▸ **OBJECTIVE**: Repeat, exactly and completely, the material that follows. Omit the pictures.

— start DATA ROWS —

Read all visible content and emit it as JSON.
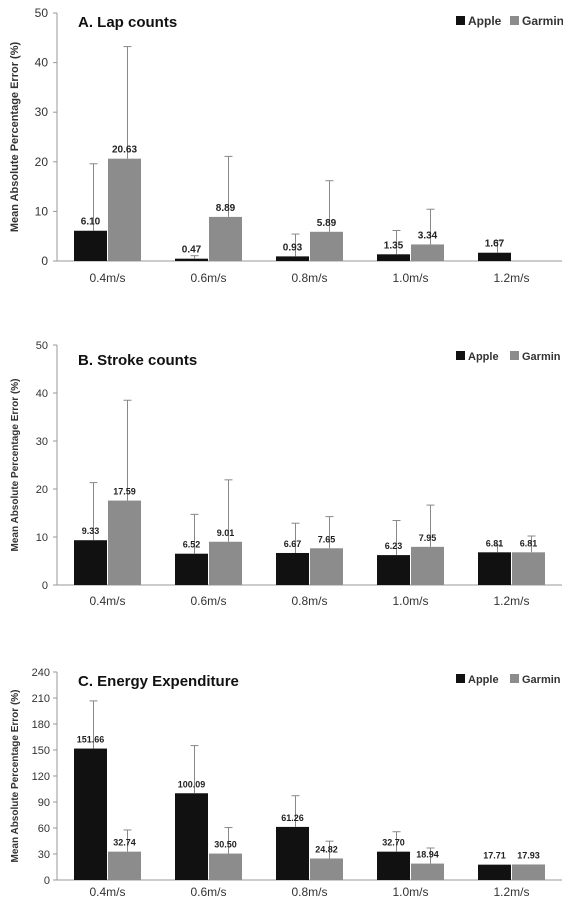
{
  "figure": {
    "ylabel": "Mean Absolute Percentage Error (%)"
  },
  "chart_data": [
    {
      "type": "bar",
      "title": "A. Lap counts",
      "xlabel": "",
      "ylabel": "Mean Absolute Percentage Error (%)",
      "categories": [
        "0.4m/s",
        "0.6m/s",
        "0.8m/s",
        "1.0m/s",
        "1.2m/s"
      ],
      "ylim": [
        0,
        50
      ],
      "yticks": [
        0,
        10,
        20,
        30,
        40,
        50
      ],
      "legend": "top-right",
      "grid": false,
      "series": [
        {
          "name": "Apple",
          "color": "#111111",
          "values": [
            6.1,
            0.47,
            0.93,
            1.35,
            1.67
          ],
          "errors": [
            13.5,
            0.6,
            4.5,
            4.8,
            2.4
          ],
          "labels": [
            "6.10",
            "0.47",
            "0.93",
            "1.35",
            "1.67"
          ]
        },
        {
          "name": "Garmin",
          "color": "#8c8c8c",
          "values": [
            20.63,
            8.89,
            5.89,
            3.34,
            null
          ],
          "errors": [
            22.6,
            12.2,
            10.3,
            7.1,
            null
          ],
          "labels": [
            "20.63",
            "8.89",
            "5.89",
            "3.34",
            ""
          ]
        }
      ]
    },
    {
      "type": "bar",
      "title": "B. Stroke counts",
      "xlabel": "",
      "ylabel": "Mean Absolute Percentage Error (%)",
      "categories": [
        "0.4m/s",
        "0.6m/s",
        "0.8m/s",
        "1.0m/s",
        "1.2m/s"
      ],
      "ylim": [
        0,
        50
      ],
      "yticks": [
        0,
        10,
        20,
        30,
        40,
        50
      ],
      "legend": "top-right",
      "grid": false,
      "series": [
        {
          "name": "Apple",
          "color": "#111111",
          "values": [
            9.33,
            6.52,
            6.67,
            6.23,
            6.81
          ],
          "errors": [
            12.0,
            8.2,
            6.2,
            7.2,
            1.5
          ],
          "labels": [
            "9.33",
            "6.52",
            "6.67",
            "6.23",
            "6.81"
          ]
        },
        {
          "name": "Garmin",
          "color": "#8c8c8c",
          "values": [
            17.59,
            9.01,
            7.65,
            7.95,
            6.81
          ],
          "errors": [
            20.9,
            12.9,
            6.6,
            8.7,
            3.4
          ],
          "labels": [
            "17.59",
            "9.01",
            "7.65",
            "7.95",
            "6.81"
          ]
        }
      ]
    },
    {
      "type": "bar",
      "title": "C. Energy Expenditure",
      "xlabel": "",
      "ylabel": "Mean Absolute Percentage Error (%)",
      "categories": [
        "0.4m/s",
        "0.6m/s",
        "0.8m/s",
        "1.0m/s",
        "1.2m/s"
      ],
      "ylim": [
        0,
        240
      ],
      "yticks": [
        0,
        30,
        60,
        90,
        120,
        150,
        180,
        210,
        240
      ],
      "legend": "top-right",
      "grid": false,
      "series": [
        {
          "name": "Apple",
          "color": "#111111",
          "values": [
            151.66,
            100.09,
            61.26,
            32.7,
            17.71
          ],
          "errors": [
            55,
            55,
            36,
            23,
            0
          ],
          "labels": [
            "151.66",
            "100.09",
            "61.26",
            "32.70",
            "17.71"
          ]
        },
        {
          "name": "Garmin",
          "color": "#8c8c8c",
          "values": [
            32.74,
            30.5,
            24.82,
            18.94,
            17.93
          ],
          "errors": [
            25,
            30,
            20,
            18,
            0
          ],
          "labels": [
            "32.74",
            "30.50",
            "24.82",
            "18.94",
            "17.93"
          ]
        }
      ]
    }
  ]
}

— end DATA ROWS —

▸ **SOLUTION TO THE PROBLEM**:
Read all visible content and emit it as JSON.
{
  "figure": {
    "ylabel": "Mean Absolute Percentage Error (%)"
  },
  "chart_data": [
    {
      "type": "bar",
      "title": "A. Lap counts",
      "xlabel": "",
      "ylabel": "Mean Absolute Percentage Error (%)",
      "categories": [
        "0.4m/s",
        "0.6m/s",
        "0.8m/s",
        "1.0m/s",
        "1.2m/s"
      ],
      "ylim": [
        0,
        50
      ],
      "yticks": [
        0,
        10,
        20,
        30,
        40,
        50
      ],
      "legend": "top-right",
      "grid": false,
      "series": [
        {
          "name": "Apple",
          "color": "#111111",
          "values": [
            6.1,
            0.47,
            0.93,
            1.35,
            1.67
          ],
          "errors": [
            13.5,
            0.6,
            4.5,
            4.8,
            2.4
          ],
          "labels": [
            "6.10",
            "0.47",
            "0.93",
            "1.35",
            "1.67"
          ]
        },
        {
          "name": "Garmin",
          "color": "#8c8c8c",
          "values": [
            20.63,
            8.89,
            5.89,
            3.34,
            null
          ],
          "errors": [
            22.6,
            12.2,
            10.3,
            7.1,
            null
          ],
          "labels": [
            "20.63",
            "8.89",
            "5.89",
            "3.34",
            ""
          ]
        }
      ]
    },
    {
      "type": "bar",
      "title": "B. Stroke counts",
      "xlabel": "",
      "ylabel": "Mean Absolute Percentage Error (%)",
      "categories": [
        "0.4m/s",
        "0.6m/s",
        "0.8m/s",
        "1.0m/s",
        "1.2m/s"
      ],
      "ylim": [
        0,
        50
      ],
      "yticks": [
        0,
        10,
        20,
        30,
        40,
        50
      ],
      "legend": "top-right",
      "grid": false,
      "series": [
        {
          "name": "Apple",
          "color": "#111111",
          "values": [
            9.33,
            6.52,
            6.67,
            6.23,
            6.81
          ],
          "errors": [
            12.0,
            8.2,
            6.2,
            7.2,
            1.5
          ],
          "labels": [
            "9.33",
            "6.52",
            "6.67",
            "6.23",
            "6.81"
          ]
        },
        {
          "name": "Garmin",
          "color": "#8c8c8c",
          "values": [
            17.59,
            9.01,
            7.65,
            7.95,
            6.81
          ],
          "errors": [
            20.9,
            12.9,
            6.6,
            8.7,
            3.4
          ],
          "labels": [
            "17.59",
            "9.01",
            "7.65",
            "7.95",
            "6.81"
          ]
        }
      ]
    },
    {
      "type": "bar",
      "title": "C. Energy Expenditure",
      "xlabel": "",
      "ylabel": "Mean Absolute Percentage Error (%)",
      "categories": [
        "0.4m/s",
        "0.6m/s",
        "0.8m/s",
        "1.0m/s",
        "1.2m/s"
      ],
      "ylim": [
        0,
        240
      ],
      "yticks": [
        0,
        30,
        60,
        90,
        120,
        150,
        180,
        210,
        240
      ],
      "legend": "top-right",
      "grid": false,
      "series": [
        {
          "name": "Apple",
          "color": "#111111",
          "values": [
            151.66,
            100.09,
            61.26,
            32.7,
            17.71
          ],
          "errors": [
            55,
            55,
            36,
            23,
            0
          ],
          "labels": [
            "151.66",
            "100.09",
            "61.26",
            "32.70",
            "17.71"
          ]
        },
        {
          "name": "Garmin",
          "color": "#8c8c8c",
          "values": [
            32.74,
            30.5,
            24.82,
            18.94,
            17.93
          ],
          "errors": [
            25,
            30,
            20,
            18,
            0
          ],
          "labels": [
            "32.74",
            "30.50",
            "24.82",
            "18.94",
            "17.93"
          ]
        }
      ]
    }
  ]
}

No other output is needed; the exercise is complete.